- Data for this exercise:

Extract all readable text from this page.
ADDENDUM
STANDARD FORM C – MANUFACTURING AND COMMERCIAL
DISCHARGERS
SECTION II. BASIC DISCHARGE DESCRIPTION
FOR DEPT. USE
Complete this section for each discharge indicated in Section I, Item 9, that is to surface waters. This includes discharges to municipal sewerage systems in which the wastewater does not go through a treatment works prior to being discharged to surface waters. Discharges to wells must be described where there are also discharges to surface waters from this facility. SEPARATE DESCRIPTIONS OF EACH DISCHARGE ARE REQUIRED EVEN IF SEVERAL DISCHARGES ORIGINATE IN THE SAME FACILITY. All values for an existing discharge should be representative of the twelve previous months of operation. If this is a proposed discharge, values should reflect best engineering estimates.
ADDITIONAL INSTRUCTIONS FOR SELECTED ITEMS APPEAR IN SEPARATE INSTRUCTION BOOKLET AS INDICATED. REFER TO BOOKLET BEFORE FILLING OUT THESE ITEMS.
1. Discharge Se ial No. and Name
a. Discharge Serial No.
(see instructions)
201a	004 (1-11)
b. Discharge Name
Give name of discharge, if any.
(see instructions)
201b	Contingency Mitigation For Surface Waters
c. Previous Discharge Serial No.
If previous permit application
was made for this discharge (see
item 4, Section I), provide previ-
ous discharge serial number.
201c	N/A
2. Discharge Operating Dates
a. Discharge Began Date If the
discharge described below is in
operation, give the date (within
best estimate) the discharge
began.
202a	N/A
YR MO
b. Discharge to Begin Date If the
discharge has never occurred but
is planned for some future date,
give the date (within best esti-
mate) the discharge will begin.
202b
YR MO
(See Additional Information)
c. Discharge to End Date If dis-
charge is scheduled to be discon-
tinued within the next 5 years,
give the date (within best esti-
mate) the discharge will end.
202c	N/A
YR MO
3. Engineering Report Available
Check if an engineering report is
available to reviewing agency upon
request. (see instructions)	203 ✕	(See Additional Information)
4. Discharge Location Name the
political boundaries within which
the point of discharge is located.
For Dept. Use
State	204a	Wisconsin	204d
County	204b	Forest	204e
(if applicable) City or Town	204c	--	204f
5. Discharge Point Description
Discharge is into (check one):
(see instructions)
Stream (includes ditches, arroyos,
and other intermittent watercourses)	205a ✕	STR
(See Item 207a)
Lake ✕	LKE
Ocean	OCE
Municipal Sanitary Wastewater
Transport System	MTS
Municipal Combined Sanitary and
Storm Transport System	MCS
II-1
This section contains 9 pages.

- What to work on: Your task is to print the whole listing again exactly.

- Full response:
Extract all readable text from this page.
ADDENDUM
STANDARD FORM C – MANUFACTURING AND COMMERCIAL
DISCHARGERS
SECTION II. BASIC DISCHARGE DESCRIPTION
FOR DEPT. USE
Complete this section for each discharge indicated in Section I, Item 9, that is to surface waters. This includes discharges to municipal sewerage systems in which the wastewater does not go through a treatment works prior to being discharged to surface waters. Discharges to wells must be described where there are also discharges to surface waters from this facility. SEPARATE DESCRIPTIONS OF EACH DISCHARGE ARE REQUIRED EVEN IF SEVERAL DISCHARGES ORIGINATE IN THE SAME FACILITY. All values for an existing discharge should be representative of the twelve previous months of operation. If this is a proposed discharge, values should reflect best engineering estimates.
ADDITIONAL INSTRUCTIONS FOR SELECTED ITEMS APPEAR IN SEPARATE INSTRUCTION BOOKLET AS INDICATED. REFER TO BOOKLET BEFORE FILLING OUT THESE ITEMS.
1. Discharge Se ial No. and Name
a. Discharge Serial No.
(see instructions)
201a	004 (1-11)
b. Discharge Name
Give name of discharge, if any.
(see instructions)
201b	Contingency Mitigation For Surface Waters
c. Previous Discharge Serial No.
If previous permit application
was made for this discharge (see
item 4, Section I), provide previ-
ous discharge serial number.
201c	N/A
2. Discharge Operating Dates
a. Discharge Began Date If the
discharge described below is in
operation, give the date (within
best estimate) the discharge
began.
202a	N/A
YR MO
b. Discharge to Begin Date If the
discharge has never occurred but
is planned for some future date,
give the date (within best esti-
mate) the discharge will begin.
202b
YR MO
(See Additional Information)
c. Discharge to End Date If dis-
charge is scheduled to be discon-
tinued within the next 5 years,
give the date (within best esti-
mate) the discharge will end.
202c	N/A
YR MO
3. Engineering Report Available
Check if an engineering report is
available to reviewing agency upon
request. (see instructions)	203 ✕	(See Additional Information)
4. Discharge Location Name the
political boundaries within which
the point of discharge is located.
For Dept. Use
State	204a	Wisconsin	204d
County	204b	Forest	204e
(if applicable) City or Town	204c	--	204f
5. Discharge Point Description
Discharge is into (check one):
(see instructions)
Stream (includes ditches, arroyos,
and other intermittent watercourses)	205a ✕	STR
(See Item 207a)
Lake ✕	LKE
Ocean	OCE
Municipal Sanitary Wastewater
Transport System	MTS
Municipal Combined Sanitary and
Storm Transport System	MCS
II-1
This section contains 9 pages.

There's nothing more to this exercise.